Print out each record below, unaltered and complete, without its images.

[Recorded data]
☆ ☆ ☆

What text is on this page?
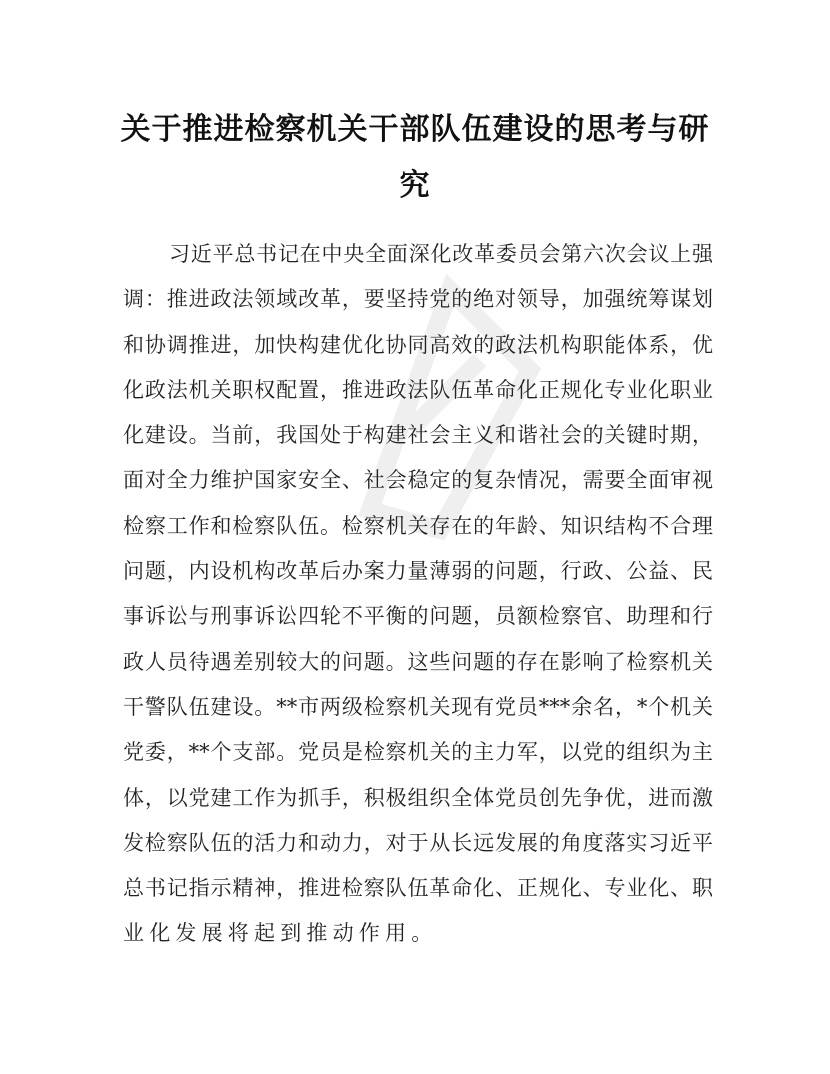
关于推进检察机关干部队伍建设的思考与研
究
习近平总书记在中央全面深化改革委员会第六次会议上强
调：推进政法领域改革，要坚持党的绝对领导，加强统筹谋划
和协调推进，加快构建优化协同高效的政法机构职能体系，优
化政法机关职权配置，推进政法队伍革命化正规化专业化职业
化建设。当前，我国处于构建社会主义和谐社会的关键时期，
面对全力维护国家安全、社会稳定的复杂情况，需要全面审视
检察工作和检察队伍。检察机关存在的年龄、知识结构不合理
问题，内设机构改革后办案力量薄弱的问题，行政、公益、民
事诉讼与刑事诉讼四轮不平衡的问题，员额检察官、助理和行
政人员待遇差别较大的问题。这些问题的存在影响了检察机关
干警队伍建设。**市两级检察机关现有党员***余名，*个机关
党委，**个支部。党员是检察机关的主力军，以党的组织为主
体，以党建工作为抓手，积极组织全体党员创先争优，进而激
发检察队伍的活力和动力，对于从长远发展的角度落实习近平
总书记指示精神，推进检察队伍革命化、正规化、专业化、职
业化发展将起到推动作用。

☆ ☆ ☆

> Worked answer
What text is on this page?
关于推进检察机关干部队伍建设的思考与研
究
习近平总书记在中央全面深化改革委员会第六次会议上强
调：推进政法领域改革，要坚持党的绝对领导，加强统筹谋划
和协调推进，加快构建优化协同高效的政法机构职能体系，优
化政法机关职权配置，推进政法队伍革命化正规化专业化职业
化建设。当前，我国处于构建社会主义和谐社会的关键时期，
面对全力维护国家安全、社会稳定的复杂情况，需要全面审视
检察工作和检察队伍。检察机关存在的年龄、知识结构不合理
问题，内设机构改革后办案力量薄弱的问题，行政、公益、民
事诉讼与刑事诉讼四轮不平衡的问题，员额检察官、助理和行
政人员待遇差别较大的问题。这些问题的存在影响了检察机关
干警队伍建设。**市两级检察机关现有党员***余名，*个机关
党委，**个支部。党员是检察机关的主力军，以党的组织为主
体，以党建工作为抓手，积极组织全体党员创先争优，进而激
发检察队伍的活力和动力，对于从长远发展的角度落实习近平
总书记指示精神，推进检察队伍革命化、正规化、专业化、职
业化发展将起到推动作用。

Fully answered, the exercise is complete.